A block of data
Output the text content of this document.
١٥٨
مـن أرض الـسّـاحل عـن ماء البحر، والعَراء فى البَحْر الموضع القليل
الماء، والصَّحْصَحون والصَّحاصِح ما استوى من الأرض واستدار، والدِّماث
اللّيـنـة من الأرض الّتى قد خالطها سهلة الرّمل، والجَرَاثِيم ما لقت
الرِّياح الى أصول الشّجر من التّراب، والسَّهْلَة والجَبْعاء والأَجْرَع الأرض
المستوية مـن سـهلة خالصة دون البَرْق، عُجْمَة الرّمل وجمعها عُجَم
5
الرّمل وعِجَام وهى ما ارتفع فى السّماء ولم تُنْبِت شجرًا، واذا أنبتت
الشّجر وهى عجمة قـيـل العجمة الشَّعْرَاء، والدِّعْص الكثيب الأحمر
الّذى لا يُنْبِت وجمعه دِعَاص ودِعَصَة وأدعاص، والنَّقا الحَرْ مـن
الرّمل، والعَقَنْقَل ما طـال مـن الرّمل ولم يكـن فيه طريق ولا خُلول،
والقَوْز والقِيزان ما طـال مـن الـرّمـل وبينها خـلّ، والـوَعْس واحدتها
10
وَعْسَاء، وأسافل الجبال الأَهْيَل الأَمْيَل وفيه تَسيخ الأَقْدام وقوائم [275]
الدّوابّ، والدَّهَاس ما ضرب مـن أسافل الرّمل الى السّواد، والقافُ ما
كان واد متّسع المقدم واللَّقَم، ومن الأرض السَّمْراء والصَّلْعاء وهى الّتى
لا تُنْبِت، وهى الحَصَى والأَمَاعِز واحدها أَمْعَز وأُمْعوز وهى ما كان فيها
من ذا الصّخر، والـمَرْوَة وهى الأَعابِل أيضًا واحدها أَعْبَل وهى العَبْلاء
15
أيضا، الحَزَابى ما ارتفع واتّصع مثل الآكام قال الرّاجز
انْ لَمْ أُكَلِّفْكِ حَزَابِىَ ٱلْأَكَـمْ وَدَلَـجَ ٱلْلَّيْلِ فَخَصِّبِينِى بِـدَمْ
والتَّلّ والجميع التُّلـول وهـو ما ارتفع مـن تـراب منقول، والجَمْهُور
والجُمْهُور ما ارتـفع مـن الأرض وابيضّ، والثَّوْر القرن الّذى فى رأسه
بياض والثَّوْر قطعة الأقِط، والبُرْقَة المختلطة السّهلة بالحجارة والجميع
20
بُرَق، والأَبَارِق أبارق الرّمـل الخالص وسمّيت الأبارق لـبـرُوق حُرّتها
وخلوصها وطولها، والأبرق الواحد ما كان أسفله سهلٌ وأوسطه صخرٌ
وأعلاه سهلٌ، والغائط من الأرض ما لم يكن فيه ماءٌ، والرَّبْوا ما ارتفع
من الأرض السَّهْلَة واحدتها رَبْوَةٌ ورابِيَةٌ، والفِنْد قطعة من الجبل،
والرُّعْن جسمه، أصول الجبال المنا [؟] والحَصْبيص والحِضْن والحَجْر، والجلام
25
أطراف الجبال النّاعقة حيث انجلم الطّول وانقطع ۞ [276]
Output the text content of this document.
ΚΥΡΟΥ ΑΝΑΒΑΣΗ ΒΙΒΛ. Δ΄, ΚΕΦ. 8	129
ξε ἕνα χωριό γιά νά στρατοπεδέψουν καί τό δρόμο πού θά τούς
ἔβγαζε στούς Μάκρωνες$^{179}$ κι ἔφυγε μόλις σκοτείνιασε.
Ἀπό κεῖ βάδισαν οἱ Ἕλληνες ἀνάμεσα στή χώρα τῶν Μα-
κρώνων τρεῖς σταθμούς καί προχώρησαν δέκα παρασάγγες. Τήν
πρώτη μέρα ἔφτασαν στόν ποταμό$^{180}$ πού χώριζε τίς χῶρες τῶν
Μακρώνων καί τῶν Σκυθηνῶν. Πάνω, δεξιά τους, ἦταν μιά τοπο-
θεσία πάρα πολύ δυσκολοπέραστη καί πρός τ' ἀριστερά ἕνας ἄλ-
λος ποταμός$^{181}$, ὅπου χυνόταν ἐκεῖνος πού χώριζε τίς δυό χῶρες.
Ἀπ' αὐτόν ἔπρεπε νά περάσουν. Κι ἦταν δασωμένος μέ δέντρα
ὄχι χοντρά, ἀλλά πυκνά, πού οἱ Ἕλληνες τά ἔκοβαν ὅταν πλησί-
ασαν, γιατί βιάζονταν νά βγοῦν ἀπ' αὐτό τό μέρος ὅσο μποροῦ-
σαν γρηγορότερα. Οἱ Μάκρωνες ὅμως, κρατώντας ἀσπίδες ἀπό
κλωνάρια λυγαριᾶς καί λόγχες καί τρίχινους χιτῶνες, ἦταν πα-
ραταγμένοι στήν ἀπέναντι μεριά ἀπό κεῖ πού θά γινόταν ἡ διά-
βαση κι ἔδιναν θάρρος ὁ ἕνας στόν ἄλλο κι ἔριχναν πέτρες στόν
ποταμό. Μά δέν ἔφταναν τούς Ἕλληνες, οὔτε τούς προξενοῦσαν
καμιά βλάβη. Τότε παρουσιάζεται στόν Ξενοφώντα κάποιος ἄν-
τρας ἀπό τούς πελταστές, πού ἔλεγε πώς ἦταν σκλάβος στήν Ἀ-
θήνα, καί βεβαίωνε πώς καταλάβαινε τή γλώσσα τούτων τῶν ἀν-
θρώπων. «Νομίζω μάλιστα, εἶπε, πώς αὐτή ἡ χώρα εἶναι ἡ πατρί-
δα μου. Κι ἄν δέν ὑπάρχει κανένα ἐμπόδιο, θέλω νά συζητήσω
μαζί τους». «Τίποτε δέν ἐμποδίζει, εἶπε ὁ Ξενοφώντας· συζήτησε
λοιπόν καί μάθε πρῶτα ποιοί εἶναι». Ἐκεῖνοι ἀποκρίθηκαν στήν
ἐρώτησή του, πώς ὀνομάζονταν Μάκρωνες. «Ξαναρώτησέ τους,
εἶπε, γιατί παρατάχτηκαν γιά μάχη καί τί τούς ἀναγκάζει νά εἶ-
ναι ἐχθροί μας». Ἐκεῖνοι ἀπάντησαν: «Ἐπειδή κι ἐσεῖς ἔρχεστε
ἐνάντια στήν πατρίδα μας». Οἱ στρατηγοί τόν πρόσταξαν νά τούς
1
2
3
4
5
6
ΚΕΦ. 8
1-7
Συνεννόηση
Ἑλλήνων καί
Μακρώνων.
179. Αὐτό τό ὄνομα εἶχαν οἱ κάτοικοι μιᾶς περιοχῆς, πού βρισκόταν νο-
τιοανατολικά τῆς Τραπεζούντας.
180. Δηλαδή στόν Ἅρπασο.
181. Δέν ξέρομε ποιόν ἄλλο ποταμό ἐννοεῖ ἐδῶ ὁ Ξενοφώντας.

Prompt >> Reproduce every line above without error.

Finished answer >>
Output the text content of this document.
١٥٨
مـن أرض الـسّـاحل عـن ماء البحر، والعَراء فى البَحْر الموضع القليل
الماء، والصَّحْصَحون والصَّحاصِح ما استوى من الأرض واستدار، والدِّماث
اللّيـنـة من الأرض الّتى قد خالطها سهلة الرّمل، والجَرَاثِيم ما لقت
الرِّياح الى أصول الشّجر من التّراب، والسَّهْلَة والجَبْعاء والأَجْرَع الأرض
المستوية مـن سـهلة خالصة دون البَرْق، عُجْمَة الرّمل وجمعها عُجَم
5
الرّمل وعِجَام وهى ما ارتفع فى السّماء ولم تُنْبِت شجرًا، واذا أنبتت
الشّجر وهى عجمة قـيـل العجمة الشَّعْرَاء، والدِّعْص الكثيب الأحمر
الّذى لا يُنْبِت وجمعه دِعَاص ودِعَصَة وأدعاص، والنَّقا الحَرْ مـن
الرّمل، والعَقَنْقَل ما طـال مـن الرّمل ولم يكـن فيه طريق ولا خُلول،
والقَوْز والقِيزان ما طـال مـن الـرّمـل وبينها خـلّ، والـوَعْس واحدتها
10
وَعْسَاء، وأسافل الجبال الأَهْيَل الأَمْيَل وفيه تَسيخ الأَقْدام وقوائم [275]
الدّوابّ، والدَّهَاس ما ضرب مـن أسافل الرّمل الى السّواد، والقافُ ما
كان واد متّسع المقدم واللَّقَم، ومن الأرض السَّمْراء والصَّلْعاء وهى الّتى
لا تُنْبِت، وهى الحَصَى والأَمَاعِز واحدها أَمْعَز وأُمْعوز وهى ما كان فيها
من ذا الصّخر، والـمَرْوَة وهى الأَعابِل أيضًا واحدها أَعْبَل وهى العَبْلاء
15
أيضا، الحَزَابى ما ارتفع واتّصع مثل الآكام قال الرّاجز
انْ لَمْ أُكَلِّفْكِ حَزَابِىَ ٱلْأَكَـمْ وَدَلَـجَ ٱلْلَّيْلِ فَخَصِّبِينِى بِـدَمْ
والتَّلّ والجميع التُّلـول وهـو ما ارتفع مـن تـراب منقول، والجَمْهُور
والجُمْهُور ما ارتـفع مـن الأرض وابيضّ، والثَّوْر القرن الّذى فى رأسه
بياض والثَّوْر قطعة الأقِط، والبُرْقَة المختلطة السّهلة بالحجارة والجميع
20
بُرَق، والأَبَارِق أبارق الرّمـل الخالص وسمّيت الأبارق لـبـرُوق حُرّتها
وخلوصها وطولها، والأبرق الواحد ما كان أسفله سهلٌ وأوسطه صخرٌ
وأعلاه سهلٌ، والغائط من الأرض ما لم يكن فيه ماءٌ، والرَّبْوا ما ارتفع
من الأرض السَّهْلَة واحدتها رَبْوَةٌ ورابِيَةٌ، والفِنْد قطعة من الجبل،
والرُّعْن جسمه، أصول الجبال المنا [؟] والحَصْبيص والحِضْن والحَجْر، والجلام
25
أطراف الجبال النّاعقة حيث انجلم الطّول وانقطع ۞ [276]
Output the text content of this document.
ΚΥΡΟΥ ΑΝΑΒΑΣΗ ΒΙΒΛ. Δ΄, ΚΕΦ. 8	129
ξε ἕνα χωριό γιά νά στρατοπεδέψουν καί τό δρόμο πού θά τούς
ἔβγαζε στούς Μάκρωνες$^{179}$ κι ἔφυγε μόλις σκοτείνιασε.
Ἀπό κεῖ βάδισαν οἱ Ἕλληνες ἀνάμεσα στή χώρα τῶν Μα-
κρώνων τρεῖς σταθμούς καί προχώρησαν δέκα παρασάγγες. Τήν
πρώτη μέρα ἔφτασαν στόν ποταμό$^{180}$ πού χώριζε τίς χῶρες τῶν
Μακρώνων καί τῶν Σκυθηνῶν. Πάνω, δεξιά τους, ἦταν μιά τοπο-
θεσία πάρα πολύ δυσκολοπέραστη καί πρός τ' ἀριστερά ἕνας ἄλ-
λος ποταμός$^{181}$, ὅπου χυνόταν ἐκεῖνος πού χώριζε τίς δυό χῶρες.
Ἀπ' αὐτόν ἔπρεπε νά περάσουν. Κι ἦταν δασωμένος μέ δέντρα
ὄχι χοντρά, ἀλλά πυκνά, πού οἱ Ἕλληνες τά ἔκοβαν ὅταν πλησί-
ασαν, γιατί βιάζονταν νά βγοῦν ἀπ' αὐτό τό μέρος ὅσο μποροῦ-
σαν γρηγορότερα. Οἱ Μάκρωνες ὅμως, κρατώντας ἀσπίδες ἀπό
κλωνάρια λυγαριᾶς καί λόγχες καί τρίχινους χιτῶνες, ἦταν πα-
ραταγμένοι στήν ἀπέναντι μεριά ἀπό κεῖ πού θά γινόταν ἡ διά-
βαση κι ἔδιναν θάρρος ὁ ἕνας στόν ἄλλο κι ἔριχναν πέτρες στόν
ποταμό. Μά δέν ἔφταναν τούς Ἕλληνες, οὔτε τούς προξενοῦσαν
καμιά βλάβη. Τότε παρουσιάζεται στόν Ξενοφώντα κάποιος ἄν-
τρας ἀπό τούς πελταστές, πού ἔλεγε πώς ἦταν σκλάβος στήν Ἀ-
θήνα, καί βεβαίωνε πώς καταλάβαινε τή γλώσσα τούτων τῶν ἀν-
θρώπων. «Νομίζω μάλιστα, εἶπε, πώς αὐτή ἡ χώρα εἶναι ἡ πατρί-
δα μου. Κι ἄν δέν ὑπάρχει κανένα ἐμπόδιο, θέλω νά συζητήσω
μαζί τους». «Τίποτε δέν ἐμποδίζει, εἶπε ὁ Ξενοφώντας· συζήτησε
λοιπόν καί μάθε πρῶτα ποιοί εἶναι». Ἐκεῖνοι ἀποκρίθηκαν στήν
ἐρώτησή του, πώς ὀνομάζονταν Μάκρωνες. «Ξαναρώτησέ τους,
εἶπε, γιατί παρατάχτηκαν γιά μάχη καί τί τούς ἀναγκάζει νά εἶ-
ναι ἐχθροί μας». Ἐκεῖνοι ἀπάντησαν: «Ἐπειδή κι ἐσεῖς ἔρχεστε
ἐνάντια στήν πατρίδα μας». Οἱ στρατηγοί τόν πρόσταξαν νά τούς
1
2
3
4
5
6
ΚΕΦ. 8
1-7
Συνεννόηση
Ἑλλήνων καί
Μακρώνων.
179. Αὐτό τό ὄνομα εἶχαν οἱ κάτοικοι μιᾶς περιοχῆς, πού βρισκόταν νο-
τιοανατολικά τῆς Τραπεζούντας.
180. Δηλαδή στόν Ἅρπασο.
181. Δέν ξέρομε ποιόν ἄλλο ποταμό ἐννοεῖ ἐδῶ ὁ Ξενοφώντας.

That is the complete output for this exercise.